> _Problem statement_
Below is some material; set it all down exactly, apart from the pictures.

#####

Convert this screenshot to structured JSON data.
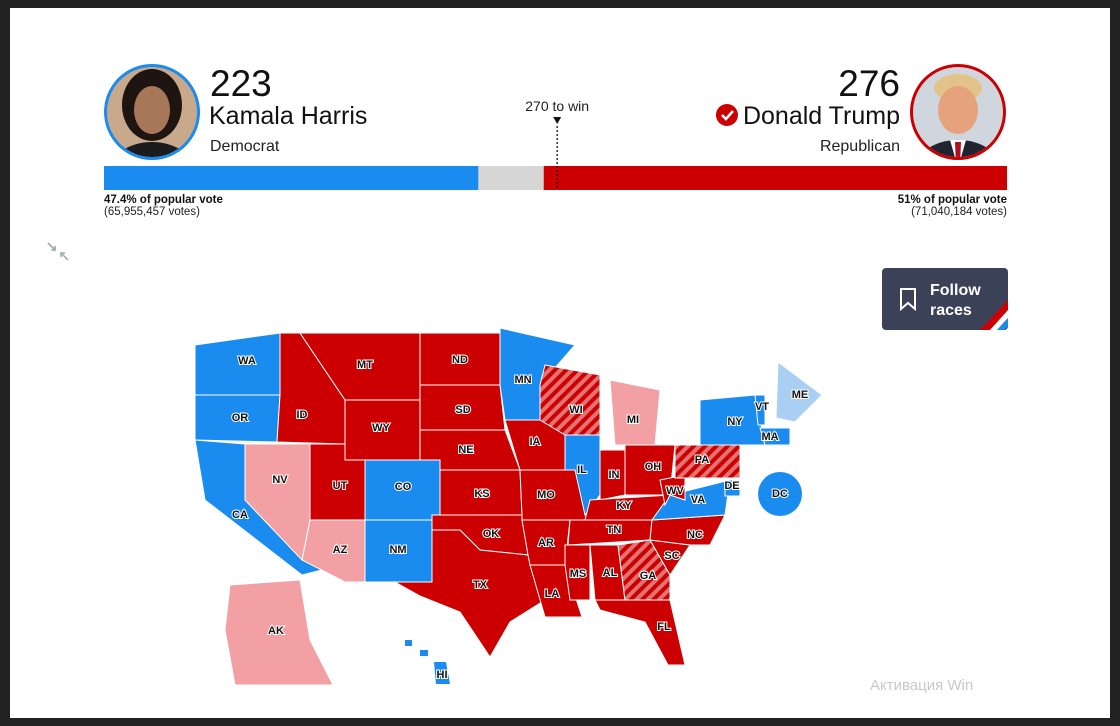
{
  "harris": {
    "electoral_votes": 223,
    "name": "Kamala Harris",
    "party": "Democrat",
    "popular_vote": "47.4% of popular vote",
    "votes": "(65,955,457 votes)",
    "color": "#1a8cf0"
  },
  "trump": {
    "electoral_votes": 276,
    "name": "Donald Trump",
    "party": "Republican",
    "popular_vote": "51% of popular vote",
    "votes": "(71,040,184 votes)",
    "color": "#cc0000"
  },
  "win_threshold": {
    "value": 270,
    "label": "270 to win"
  },
  "follow_button": [
    "Follow",
    "races"
  ],
  "map": {
    "states": [
      {
        "label": "WA",
        "color": "#1a8cf0"
      },
      {
        "label": "OR",
        "color": "#1a8cf0"
      },
      {
        "label": "CA",
        "color": "#1a8cf0"
      },
      {
        "label": "NV",
        "color": "#f2a0a4"
      },
      {
        "label": "ID",
        "color": "#cc0000"
      },
      {
        "label": "MT",
        "color": "#cc0000"
      },
      {
        "label": "WY",
        "color": "#cc0000"
      },
      {
        "label": "UT",
        "color": "#cc0000"
      },
      {
        "label": "CO",
        "color": "#1a8cf0"
      },
      {
        "label": "AZ",
        "color": "#f2a0a4"
      },
      {
        "label": "NM",
        "color": "#1a8cf0"
      },
      {
        "label": "ND",
        "color": "#cc0000"
      },
      {
        "label": "SD",
        "color": "#cc0000"
      },
      {
        "label": "NE",
        "color": "#cc0000"
      },
      {
        "label": "KS",
        "color": "#cc0000"
      },
      {
        "label": "OK",
        "color": "#cc0000"
      },
      {
        "label": "TX",
        "color": "#cc0000"
      },
      {
        "label": "MN",
        "color": "#1a8cf0"
      },
      {
        "label": "IA",
        "color": "#cc0000"
      },
      {
        "label": "MO",
        "color": "#cc0000"
      },
      {
        "label": "AR",
        "color": "#cc0000"
      },
      {
        "label": "LA",
        "color": "#cc0000"
      },
      {
        "label": "WI",
        "color": "#cc0000",
        "hatched": true
      },
      {
        "label": "IL",
        "color": "#1a8cf0"
      },
      {
        "label": "MI",
        "color": "#f2a0a4"
      },
      {
        "label": "IN",
        "color": "#cc0000"
      },
      {
        "label": "OH",
        "color": "#cc0000"
      },
      {
        "label": "KY",
        "color": "#cc0000"
      },
      {
        "label": "TN",
        "color": "#cc0000"
      },
      {
        "label": "MS",
        "color": "#cc0000"
      },
      {
        "label": "AL",
        "color": "#cc0000"
      },
      {
        "label": "GA",
        "color": "#cc0000",
        "hatched": true
      },
      {
        "label": "FL",
        "color": "#cc0000"
      },
      {
        "label": "SC",
        "color": "#cc0000"
      },
      {
        "label": "NC",
        "color": "#cc0000"
      },
      {
        "label": "VA",
        "color": "#1a8cf0"
      },
      {
        "label": "WV",
        "color": "#cc0000"
      },
      {
        "label": "PA",
        "color": "#cc0000",
        "hatched": true
      },
      {
        "label": "NY",
        "color": "#1a8cf0"
      },
      {
        "label": "VT",
        "color": "#1a8cf0"
      },
      {
        "label": "MA",
        "color": "#1a8cf0"
      },
      {
        "label": "ME",
        "color": "#a9cff3"
      },
      {
        "label": "DE",
        "color": "#1a8cf0"
      },
      {
        "label": "DC",
        "color": "#1a8cf0"
      },
      {
        "label": "AK",
        "color": "#f2a0a4"
      },
      {
        "label": "HI",
        "color": "#1a8cf0"
      }
    ]
  },
  "watermark": "Активация Win"
}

#####

> _Result of the exercise_
Convert this screenshot to structured JSON data.
{
  "harris": {
    "electoral_votes": 223,
    "name": "Kamala Harris",
    "party": "Democrat",
    "popular_vote": "47.4% of popular vote",
    "votes": "(65,955,457 votes)",
    "color": "#1a8cf0"
  },
  "trump": {
    "electoral_votes": 276,
    "name": "Donald Trump",
    "party": "Republican",
    "popular_vote": "51% of popular vote",
    "votes": "(71,040,184 votes)",
    "color": "#cc0000"
  },
  "win_threshold": {
    "value": 270,
    "label": "270 to win"
  },
  "follow_button": [
    "Follow",
    "races"
  ],
  "map": {
    "states": [
      {
        "label": "WA",
        "color": "#1a8cf0"
      },
      {
        "label": "OR",
        "color": "#1a8cf0"
      },
      {
        "label": "CA",
        "color": "#1a8cf0"
      },
      {
        "label": "NV",
        "color": "#f2a0a4"
      },
      {
        "label": "ID",
        "color": "#cc0000"
      },
      {
        "label": "MT",
        "color": "#cc0000"
      },
      {
        "label": "WY",
        "color": "#cc0000"
      },
      {
        "label": "UT",
        "color": "#cc0000"
      },
      {
        "label": "CO",
        "color": "#1a8cf0"
      },
      {
        "label": "AZ",
        "color": "#f2a0a4"
      },
      {
        "label": "NM",
        "color": "#1a8cf0"
      },
      {
        "label": "ND",
        "color": "#cc0000"
      },
      {
        "label": "SD",
        "color": "#cc0000"
      },
      {
        "label": "NE",
        "color": "#cc0000"
      },
      {
        "label": "KS",
        "color": "#cc0000"
      },
      {
        "label": "OK",
        "color": "#cc0000"
      },
      {
        "label": "TX",
        "color": "#cc0000"
      },
      {
        "label": "MN",
        "color": "#1a8cf0"
      },
      {
        "label": "IA",
        "color": "#cc0000"
      },
      {
        "label": "MO",
        "color": "#cc0000"
      },
      {
        "label": "AR",
        "color": "#cc0000"
      },
      {
        "label": "LA",
        "color": "#cc0000"
      },
      {
        "label": "WI",
        "color": "#cc0000",
        "hatched": true
      },
      {
        "label": "IL",
        "color": "#1a8cf0"
      },
      {
        "label": "MI",
        "color": "#f2a0a4"
      },
      {
        "label": "IN",
        "color": "#cc0000"
      },
      {
        "label": "OH",
        "color": "#cc0000"
      },
      {
        "label": "KY",
        "color": "#cc0000"
      },
      {
        "label": "TN",
        "color": "#cc0000"
      },
      {
        "label": "MS",
        "color": "#cc0000"
      },
      {
        "label": "AL",
        "color": "#cc0000"
      },
      {
        "label": "GA",
        "color": "#cc0000",
        "hatched": true
      },
      {
        "label": "FL",
        "color": "#cc0000"
      },
      {
        "label": "SC",
        "color": "#cc0000"
      },
      {
        "label": "NC",
        "color": "#cc0000"
      },
      {
        "label": "VA",
        "color": "#1a8cf0"
      },
      {
        "label": "WV",
        "color": "#cc0000"
      },
      {
        "label": "PA",
        "color": "#cc0000",
        "hatched": true
      },
      {
        "label": "NY",
        "color": "#1a8cf0"
      },
      {
        "label": "VT",
        "color": "#1a8cf0"
      },
      {
        "label": "MA",
        "color": "#1a8cf0"
      },
      {
        "label": "ME",
        "color": "#a9cff3"
      },
      {
        "label": "DE",
        "color": "#1a8cf0"
      },
      {
        "label": "DC",
        "color": "#1a8cf0"
      },
      {
        "label": "AK",
        "color": "#f2a0a4"
      },
      {
        "label": "HI",
        "color": "#1a8cf0"
      }
    ]
  },
  "watermark": "Активация Win"
}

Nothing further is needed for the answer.